* Begin Material for this task *
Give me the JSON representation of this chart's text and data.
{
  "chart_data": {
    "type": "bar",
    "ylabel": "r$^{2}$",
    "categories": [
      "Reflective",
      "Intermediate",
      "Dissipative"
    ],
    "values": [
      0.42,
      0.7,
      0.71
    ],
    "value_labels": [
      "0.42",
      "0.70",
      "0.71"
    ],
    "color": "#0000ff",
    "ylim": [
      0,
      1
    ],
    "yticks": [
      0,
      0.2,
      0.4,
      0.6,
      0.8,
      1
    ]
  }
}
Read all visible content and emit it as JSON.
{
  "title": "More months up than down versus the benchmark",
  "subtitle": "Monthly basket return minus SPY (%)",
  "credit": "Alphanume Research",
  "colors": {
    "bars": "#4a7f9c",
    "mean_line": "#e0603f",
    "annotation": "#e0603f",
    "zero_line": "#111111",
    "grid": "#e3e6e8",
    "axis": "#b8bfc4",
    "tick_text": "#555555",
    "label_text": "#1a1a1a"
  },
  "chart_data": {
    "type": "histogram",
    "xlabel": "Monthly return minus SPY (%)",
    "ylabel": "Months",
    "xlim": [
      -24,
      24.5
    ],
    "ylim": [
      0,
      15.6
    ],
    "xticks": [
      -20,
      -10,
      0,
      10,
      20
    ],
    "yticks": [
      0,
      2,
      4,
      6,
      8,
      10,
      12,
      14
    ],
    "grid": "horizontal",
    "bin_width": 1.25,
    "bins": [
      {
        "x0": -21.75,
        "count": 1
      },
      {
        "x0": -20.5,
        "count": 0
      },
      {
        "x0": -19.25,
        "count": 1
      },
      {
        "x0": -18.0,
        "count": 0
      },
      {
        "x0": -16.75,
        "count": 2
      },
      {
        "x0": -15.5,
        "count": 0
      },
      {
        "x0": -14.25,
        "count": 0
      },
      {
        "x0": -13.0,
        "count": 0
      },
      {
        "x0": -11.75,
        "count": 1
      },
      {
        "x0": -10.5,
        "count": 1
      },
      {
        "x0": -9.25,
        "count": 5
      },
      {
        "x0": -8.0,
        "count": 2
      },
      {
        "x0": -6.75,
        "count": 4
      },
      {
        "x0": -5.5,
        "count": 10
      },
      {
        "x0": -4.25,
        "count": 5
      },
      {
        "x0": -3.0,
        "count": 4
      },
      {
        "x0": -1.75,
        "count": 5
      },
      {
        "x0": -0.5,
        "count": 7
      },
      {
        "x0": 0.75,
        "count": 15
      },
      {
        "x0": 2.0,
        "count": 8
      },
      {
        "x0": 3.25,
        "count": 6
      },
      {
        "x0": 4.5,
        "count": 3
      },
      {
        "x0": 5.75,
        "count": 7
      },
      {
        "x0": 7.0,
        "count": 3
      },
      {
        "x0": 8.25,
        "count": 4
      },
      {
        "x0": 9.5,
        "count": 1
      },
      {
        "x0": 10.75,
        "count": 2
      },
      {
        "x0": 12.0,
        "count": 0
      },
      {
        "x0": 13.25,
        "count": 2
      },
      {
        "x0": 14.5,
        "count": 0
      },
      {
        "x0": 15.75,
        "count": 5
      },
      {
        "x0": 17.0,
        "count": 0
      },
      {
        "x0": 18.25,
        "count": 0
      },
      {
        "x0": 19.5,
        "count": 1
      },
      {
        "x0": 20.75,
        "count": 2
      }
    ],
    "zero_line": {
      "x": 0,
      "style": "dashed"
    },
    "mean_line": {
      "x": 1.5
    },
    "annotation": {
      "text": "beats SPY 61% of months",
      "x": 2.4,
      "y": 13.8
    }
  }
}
* End Material for this task *
● **Set exercise**
Write out the full set of records exactly as given.

● **Exercise response**
Give me the JSON representation of this chart's text and data.
{
  "chart_data": {
    "type": "bar",
    "ylabel": "r$^{2}$",
    "categories": [
      "Reflective",
      "Intermediate",
      "Dissipative"
    ],
    "values": [
      0.42,
      0.7,
      0.71
    ],
    "value_labels": [
      "0.42",
      "0.70",
      "0.71"
    ],
    "color": "#0000ff",
    "ylim": [
      0,
      1
    ],
    "yticks": [
      0,
      0.2,
      0.4,
      0.6,
      0.8,
      1
    ]
  }
}
Read all visible content and emit it as JSON.
{
  "title": "More months up than down versus the benchmark",
  "subtitle": "Monthly basket return minus SPY (%)",
  "credit": "Alphanume Research",
  "colors": {
    "bars": "#4a7f9c",
    "mean_line": "#e0603f",
    "annotation": "#e0603f",
    "zero_line": "#111111",
    "grid": "#e3e6e8",
    "axis": "#b8bfc4",
    "tick_text": "#555555",
    "label_text": "#1a1a1a"
  },
  "chart_data": {
    "type": "histogram",
    "xlabel": "Monthly return minus SPY (%)",
    "ylabel": "Months",
    "xlim": [
      -24,
      24.5
    ],
    "ylim": [
      0,
      15.6
    ],
    "xticks": [
      -20,
      -10,
      0,
      10,
      20
    ],
    "yticks": [
      0,
      2,
      4,
      6,
      8,
      10,
      12,
      14
    ],
    "grid": "horizontal",
    "bin_width": 1.25,
    "bins": [
      {
        "x0": -21.75,
        "count": 1
      },
      {
        "x0": -20.5,
        "count": 0
      },
      {
        "x0": -19.25,
        "count": 1
      },
      {
        "x0": -18.0,
        "count": 0
      },
      {
        "x0": -16.75,
        "count": 2
      },
      {
        "x0": -15.5,
        "count": 0
      },
      {
        "x0": -14.25,
        "count": 0
      },
      {
        "x0": -13.0,
        "count": 0
      },
      {
        "x0": -11.75,
        "count": 1
      },
      {
        "x0": -10.5,
        "count": 1
      },
      {
        "x0": -9.25,
        "count": 5
      },
      {
        "x0": -8.0,
        "count": 2
      },
      {
        "x0": -6.75,
        "count": 4
      },
      {
        "x0": -5.5,
        "count": 10
      },
      {
        "x0": -4.25,
        "count": 5
      },
      {
        "x0": -3.0,
        "count": 4
      },
      {
        "x0": -1.75,
        "count": 5
      },
      {
        "x0": -0.5,
        "count": 7
      },
      {
        "x0": 0.75,
        "count": 15
      },
      {
        "x0": 2.0,
        "count": 8
      },
      {
        "x0": 3.25,
        "count": 6
      },
      {
        "x0": 4.5,
        "count": 3
      },
      {
        "x0": 5.75,
        "count": 7
      },
      {
        "x0": 7.0,
        "count": 3
      },
      {
        "x0": 8.25,
        "count": 4
      },
      {
        "x0": 9.5,
        "count": 1
      },
      {
        "x0": 10.75,
        "count": 2
      },
      {
        "x0": 12.0,
        "count": 0
      },
      {
        "x0": 13.25,
        "count": 2
      },
      {
        "x0": 14.5,
        "count": 0
      },
      {
        "x0": 15.75,
        "count": 5
      },
      {
        "x0": 17.0,
        "count": 0
      },
      {
        "x0": 18.25,
        "count": 0
      },
      {
        "x0": 19.5,
        "count": 1
      },
      {
        "x0": 20.75,
        "count": 2
      }
    ],
    "zero_line": {
      "x": 0,
      "style": "dashed"
    },
    "mean_line": {
      "x": 1.5
    },
    "annotation": {
      "text": "beats SPY 61% of months",
      "x": 2.4,
      "y": 13.8
    }
  }
}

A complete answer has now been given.